Written instruction | Locate the string "地価推移" in the listing below. Copy every line where it is found.

(Records about charts and figures)
------------------------------------------------
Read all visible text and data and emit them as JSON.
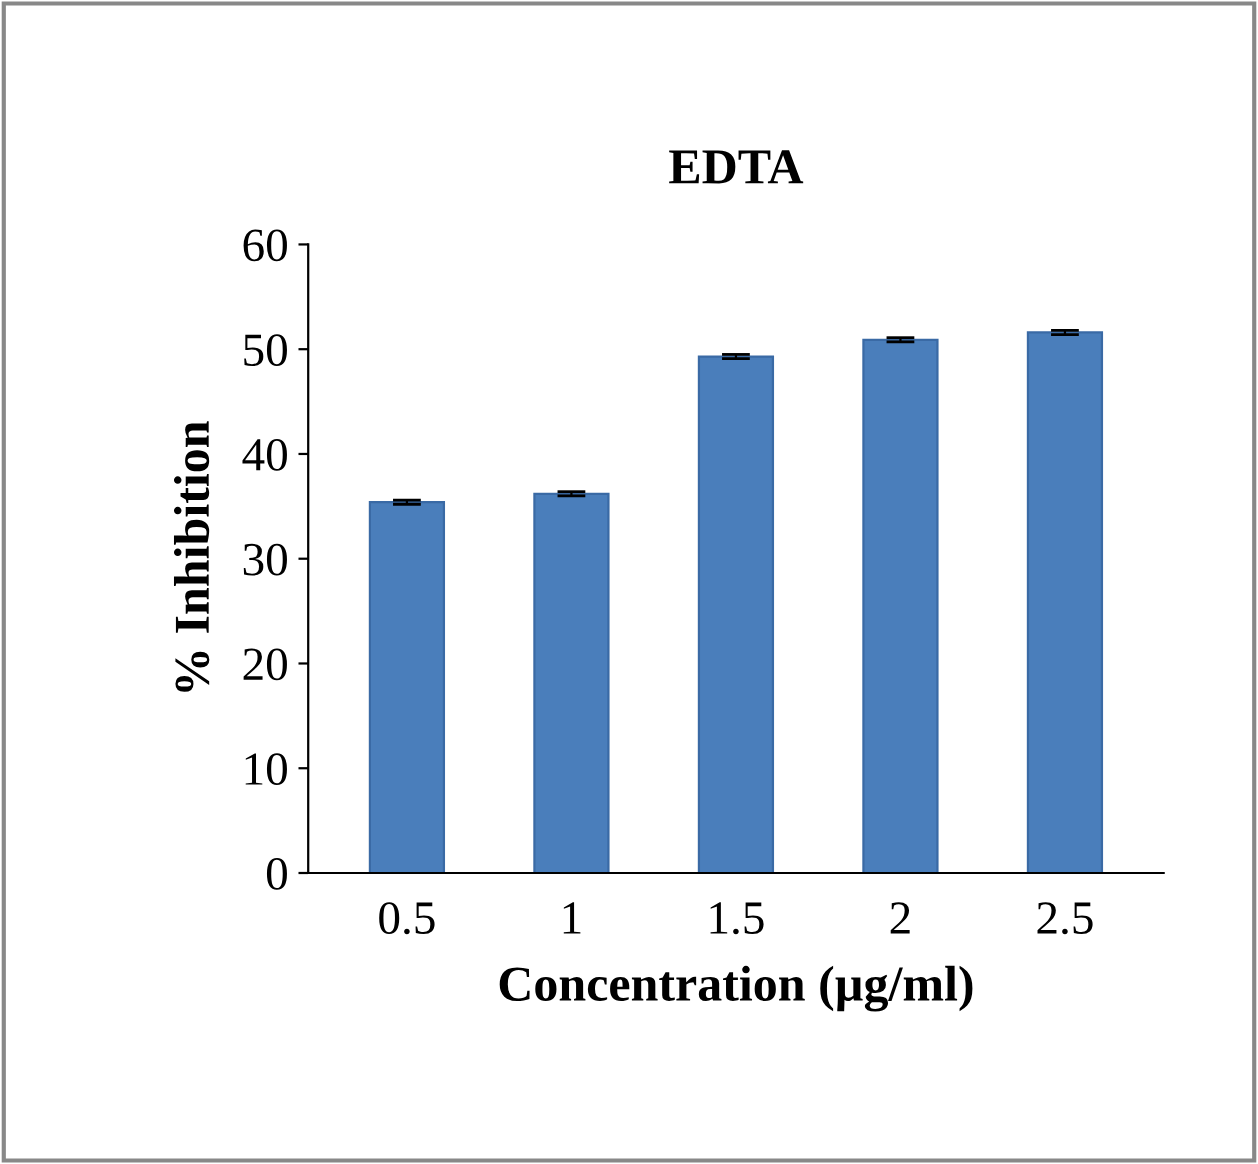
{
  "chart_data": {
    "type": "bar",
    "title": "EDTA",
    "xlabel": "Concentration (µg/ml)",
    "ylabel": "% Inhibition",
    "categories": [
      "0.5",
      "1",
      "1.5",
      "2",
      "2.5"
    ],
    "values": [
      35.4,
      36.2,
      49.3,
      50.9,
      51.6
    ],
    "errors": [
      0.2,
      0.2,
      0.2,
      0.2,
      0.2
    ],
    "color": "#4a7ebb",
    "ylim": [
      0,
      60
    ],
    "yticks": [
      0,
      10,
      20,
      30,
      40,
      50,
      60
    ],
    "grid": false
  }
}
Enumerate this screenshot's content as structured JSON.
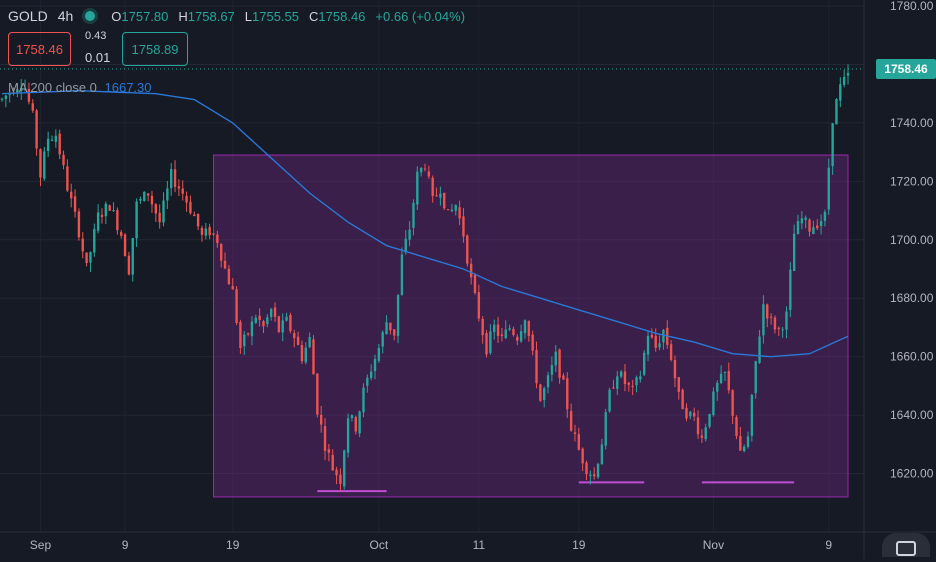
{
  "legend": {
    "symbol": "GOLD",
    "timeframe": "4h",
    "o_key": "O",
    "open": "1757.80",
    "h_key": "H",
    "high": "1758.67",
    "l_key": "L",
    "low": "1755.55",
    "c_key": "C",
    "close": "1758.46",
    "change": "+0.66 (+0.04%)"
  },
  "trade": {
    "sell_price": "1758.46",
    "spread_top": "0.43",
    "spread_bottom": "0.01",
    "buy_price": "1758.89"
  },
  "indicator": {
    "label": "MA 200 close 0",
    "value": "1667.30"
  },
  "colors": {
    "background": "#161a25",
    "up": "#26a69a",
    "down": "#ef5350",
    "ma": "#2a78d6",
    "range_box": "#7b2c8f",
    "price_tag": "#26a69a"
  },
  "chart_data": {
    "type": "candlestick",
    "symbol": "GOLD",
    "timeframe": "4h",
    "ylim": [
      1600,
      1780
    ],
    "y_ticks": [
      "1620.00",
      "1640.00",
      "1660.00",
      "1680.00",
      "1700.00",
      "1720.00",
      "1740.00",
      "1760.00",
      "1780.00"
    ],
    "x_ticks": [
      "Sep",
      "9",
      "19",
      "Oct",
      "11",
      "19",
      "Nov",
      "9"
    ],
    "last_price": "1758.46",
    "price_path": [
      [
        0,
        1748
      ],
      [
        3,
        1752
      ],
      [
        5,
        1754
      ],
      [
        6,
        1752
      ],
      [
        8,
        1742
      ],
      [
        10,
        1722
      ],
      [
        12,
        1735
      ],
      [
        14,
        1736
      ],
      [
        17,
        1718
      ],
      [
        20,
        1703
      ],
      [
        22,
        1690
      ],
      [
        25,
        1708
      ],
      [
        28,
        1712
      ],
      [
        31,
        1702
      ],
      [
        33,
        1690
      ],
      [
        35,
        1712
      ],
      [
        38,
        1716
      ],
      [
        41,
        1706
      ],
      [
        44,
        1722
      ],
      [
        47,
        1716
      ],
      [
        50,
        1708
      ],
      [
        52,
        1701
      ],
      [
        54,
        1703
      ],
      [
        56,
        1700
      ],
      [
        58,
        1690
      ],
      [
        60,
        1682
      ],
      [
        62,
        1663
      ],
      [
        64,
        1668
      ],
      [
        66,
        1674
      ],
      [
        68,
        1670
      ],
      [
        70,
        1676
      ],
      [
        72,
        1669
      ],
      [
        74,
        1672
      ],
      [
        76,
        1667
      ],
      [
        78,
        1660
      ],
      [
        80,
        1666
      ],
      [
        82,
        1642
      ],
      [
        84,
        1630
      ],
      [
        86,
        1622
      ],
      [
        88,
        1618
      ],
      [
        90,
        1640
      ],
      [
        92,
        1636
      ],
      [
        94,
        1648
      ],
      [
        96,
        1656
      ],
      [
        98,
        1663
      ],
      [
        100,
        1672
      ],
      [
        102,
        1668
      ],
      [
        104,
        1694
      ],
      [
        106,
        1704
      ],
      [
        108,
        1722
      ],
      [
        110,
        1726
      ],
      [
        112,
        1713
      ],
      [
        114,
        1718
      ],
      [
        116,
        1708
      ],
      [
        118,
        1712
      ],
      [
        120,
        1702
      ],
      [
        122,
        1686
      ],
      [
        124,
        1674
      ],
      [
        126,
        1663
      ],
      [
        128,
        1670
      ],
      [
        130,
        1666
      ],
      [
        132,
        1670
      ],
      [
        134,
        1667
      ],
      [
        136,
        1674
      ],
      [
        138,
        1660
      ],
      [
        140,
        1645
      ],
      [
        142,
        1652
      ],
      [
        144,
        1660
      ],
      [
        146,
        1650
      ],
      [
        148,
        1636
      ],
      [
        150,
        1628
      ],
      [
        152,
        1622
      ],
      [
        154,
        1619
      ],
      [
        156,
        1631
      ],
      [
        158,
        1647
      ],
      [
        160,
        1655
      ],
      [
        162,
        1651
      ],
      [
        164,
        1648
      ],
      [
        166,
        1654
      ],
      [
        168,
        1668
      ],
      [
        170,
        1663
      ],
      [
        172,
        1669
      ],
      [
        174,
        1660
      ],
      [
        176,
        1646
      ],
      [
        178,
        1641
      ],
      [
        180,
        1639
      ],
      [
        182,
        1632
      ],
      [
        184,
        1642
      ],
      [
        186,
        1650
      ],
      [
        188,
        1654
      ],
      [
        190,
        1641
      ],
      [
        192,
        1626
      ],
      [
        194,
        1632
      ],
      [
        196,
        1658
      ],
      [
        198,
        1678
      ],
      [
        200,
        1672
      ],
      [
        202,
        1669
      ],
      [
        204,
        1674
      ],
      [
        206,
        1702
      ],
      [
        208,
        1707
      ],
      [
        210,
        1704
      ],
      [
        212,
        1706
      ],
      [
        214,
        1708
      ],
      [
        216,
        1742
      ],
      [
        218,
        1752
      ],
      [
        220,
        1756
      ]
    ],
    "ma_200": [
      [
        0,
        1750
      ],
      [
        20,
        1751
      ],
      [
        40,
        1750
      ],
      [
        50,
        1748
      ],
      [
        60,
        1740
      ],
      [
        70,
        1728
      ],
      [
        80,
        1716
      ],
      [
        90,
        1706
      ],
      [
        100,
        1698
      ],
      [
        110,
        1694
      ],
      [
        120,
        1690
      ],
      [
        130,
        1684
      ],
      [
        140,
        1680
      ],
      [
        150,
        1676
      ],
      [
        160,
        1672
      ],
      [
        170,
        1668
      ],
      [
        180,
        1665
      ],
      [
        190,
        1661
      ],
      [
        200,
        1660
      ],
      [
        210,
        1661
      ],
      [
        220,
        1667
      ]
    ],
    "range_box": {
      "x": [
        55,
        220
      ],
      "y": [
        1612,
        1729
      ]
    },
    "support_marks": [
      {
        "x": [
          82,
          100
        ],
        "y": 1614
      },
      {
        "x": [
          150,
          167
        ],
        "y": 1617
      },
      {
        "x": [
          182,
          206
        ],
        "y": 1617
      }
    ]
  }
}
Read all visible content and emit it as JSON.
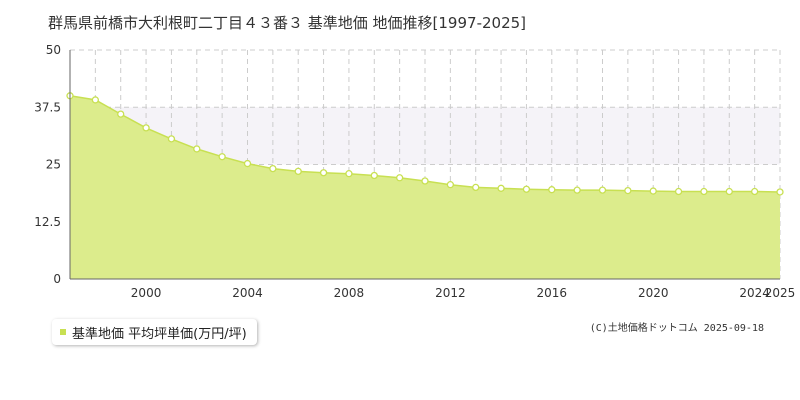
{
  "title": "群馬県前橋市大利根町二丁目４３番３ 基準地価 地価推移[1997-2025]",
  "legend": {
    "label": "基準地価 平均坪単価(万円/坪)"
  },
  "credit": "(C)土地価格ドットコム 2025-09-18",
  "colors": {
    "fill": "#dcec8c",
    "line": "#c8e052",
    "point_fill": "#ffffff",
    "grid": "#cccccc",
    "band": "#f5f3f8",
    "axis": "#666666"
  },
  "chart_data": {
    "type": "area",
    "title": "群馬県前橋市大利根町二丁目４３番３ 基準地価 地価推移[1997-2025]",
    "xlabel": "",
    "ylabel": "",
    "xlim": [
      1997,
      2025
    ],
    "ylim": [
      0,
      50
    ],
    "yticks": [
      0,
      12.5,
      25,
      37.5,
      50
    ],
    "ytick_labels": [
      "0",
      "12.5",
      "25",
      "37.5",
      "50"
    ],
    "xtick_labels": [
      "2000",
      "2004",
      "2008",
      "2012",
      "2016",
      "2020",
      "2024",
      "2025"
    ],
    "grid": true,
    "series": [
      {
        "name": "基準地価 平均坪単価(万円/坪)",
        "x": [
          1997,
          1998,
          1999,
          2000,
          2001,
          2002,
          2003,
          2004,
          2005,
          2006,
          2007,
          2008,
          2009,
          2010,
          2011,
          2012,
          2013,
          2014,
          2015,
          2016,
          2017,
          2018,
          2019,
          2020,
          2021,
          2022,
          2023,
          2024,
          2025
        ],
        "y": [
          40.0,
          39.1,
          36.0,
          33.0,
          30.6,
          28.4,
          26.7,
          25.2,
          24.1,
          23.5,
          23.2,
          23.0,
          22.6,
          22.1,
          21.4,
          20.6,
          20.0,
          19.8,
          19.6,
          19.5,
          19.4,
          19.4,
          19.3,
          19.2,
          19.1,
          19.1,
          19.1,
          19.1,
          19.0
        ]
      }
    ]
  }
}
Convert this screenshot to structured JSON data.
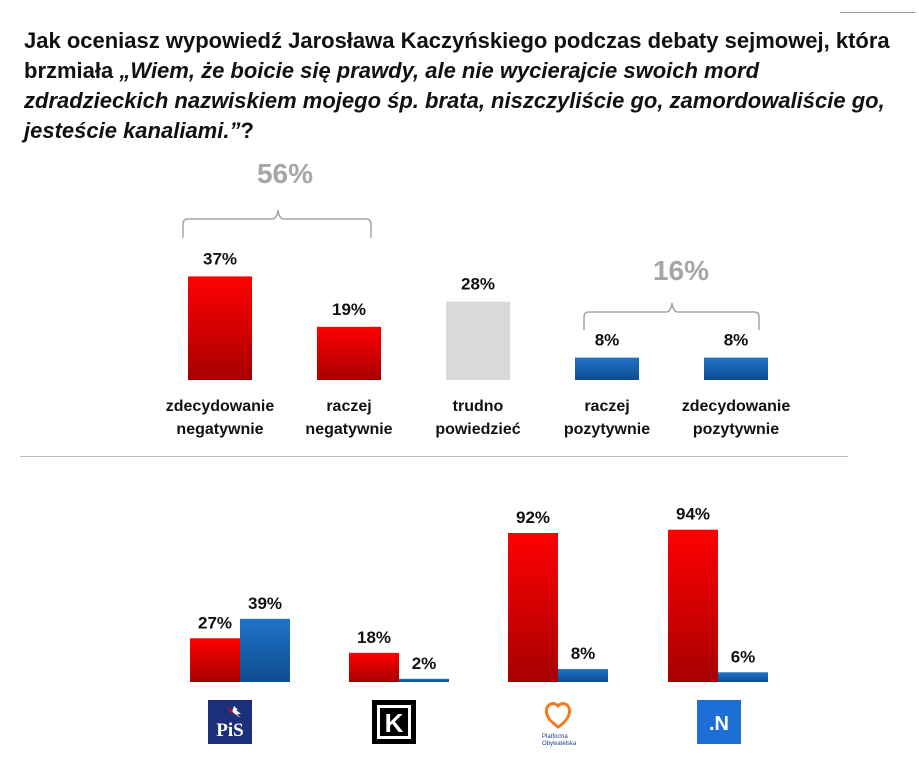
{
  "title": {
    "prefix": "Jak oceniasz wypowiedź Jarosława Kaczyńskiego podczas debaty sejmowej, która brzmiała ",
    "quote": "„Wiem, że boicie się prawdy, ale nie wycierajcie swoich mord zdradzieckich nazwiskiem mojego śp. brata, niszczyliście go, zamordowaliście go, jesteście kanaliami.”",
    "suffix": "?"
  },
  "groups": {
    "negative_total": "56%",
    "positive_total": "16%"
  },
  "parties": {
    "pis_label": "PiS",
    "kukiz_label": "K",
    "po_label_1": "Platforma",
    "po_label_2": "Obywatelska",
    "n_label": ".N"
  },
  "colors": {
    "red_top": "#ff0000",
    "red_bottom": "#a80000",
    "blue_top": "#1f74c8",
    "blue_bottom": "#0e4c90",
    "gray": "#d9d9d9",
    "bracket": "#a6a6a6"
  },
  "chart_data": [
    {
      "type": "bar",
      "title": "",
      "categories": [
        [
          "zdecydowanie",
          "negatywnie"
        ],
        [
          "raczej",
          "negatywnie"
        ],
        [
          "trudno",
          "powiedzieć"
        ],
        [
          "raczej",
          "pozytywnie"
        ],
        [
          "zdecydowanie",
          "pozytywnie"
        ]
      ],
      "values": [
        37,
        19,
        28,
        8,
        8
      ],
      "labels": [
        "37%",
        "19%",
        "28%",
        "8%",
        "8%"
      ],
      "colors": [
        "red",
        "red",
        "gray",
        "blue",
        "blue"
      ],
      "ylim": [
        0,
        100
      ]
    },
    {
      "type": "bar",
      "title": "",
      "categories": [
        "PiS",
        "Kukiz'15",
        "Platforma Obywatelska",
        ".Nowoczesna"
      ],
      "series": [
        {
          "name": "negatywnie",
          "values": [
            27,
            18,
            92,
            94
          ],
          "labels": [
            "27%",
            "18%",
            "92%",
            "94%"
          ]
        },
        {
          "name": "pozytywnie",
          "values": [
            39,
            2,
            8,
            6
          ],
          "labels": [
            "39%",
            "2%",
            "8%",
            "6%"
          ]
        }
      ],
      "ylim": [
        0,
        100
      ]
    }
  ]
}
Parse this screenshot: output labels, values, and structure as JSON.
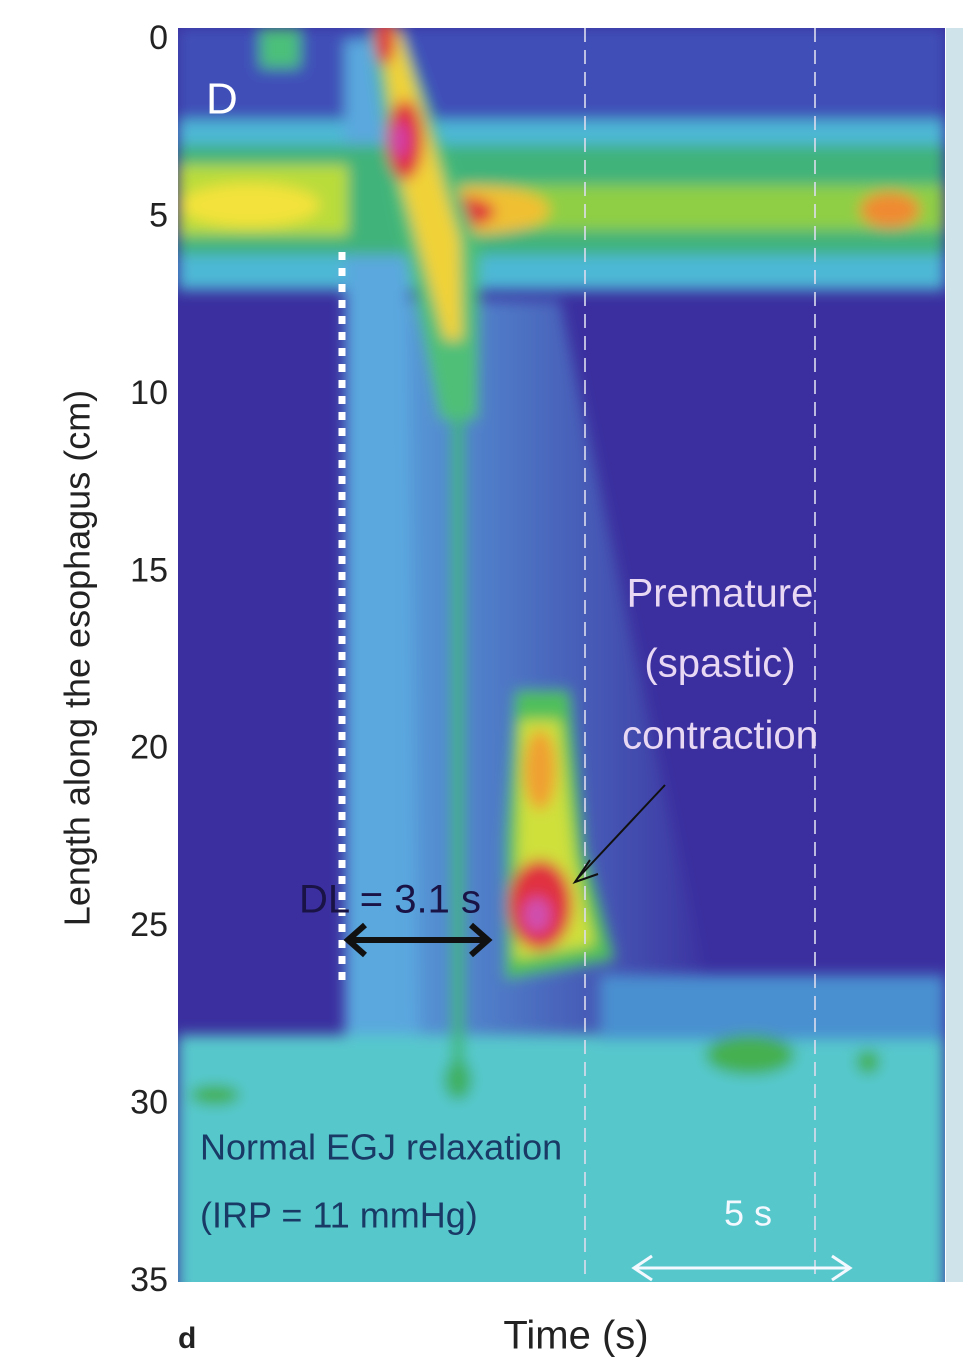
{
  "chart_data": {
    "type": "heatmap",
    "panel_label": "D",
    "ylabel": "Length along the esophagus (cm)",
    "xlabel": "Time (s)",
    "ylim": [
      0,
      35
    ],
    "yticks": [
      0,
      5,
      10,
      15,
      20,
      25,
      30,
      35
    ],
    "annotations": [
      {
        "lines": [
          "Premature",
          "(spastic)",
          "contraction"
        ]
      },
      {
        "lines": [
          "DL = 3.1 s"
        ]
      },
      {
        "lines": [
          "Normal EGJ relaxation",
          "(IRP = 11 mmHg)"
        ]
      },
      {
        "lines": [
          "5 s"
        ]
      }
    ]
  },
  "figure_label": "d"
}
------------------------------------------------
Result for this task |
  "title": "群馬県前橋市大利根町二丁目４３番３ 基準地価 地価推移[1997-2025]",
    "title": "群馬県前橋市大利根町二丁目４３番３ 基準地価 地価推移[1997-2025]",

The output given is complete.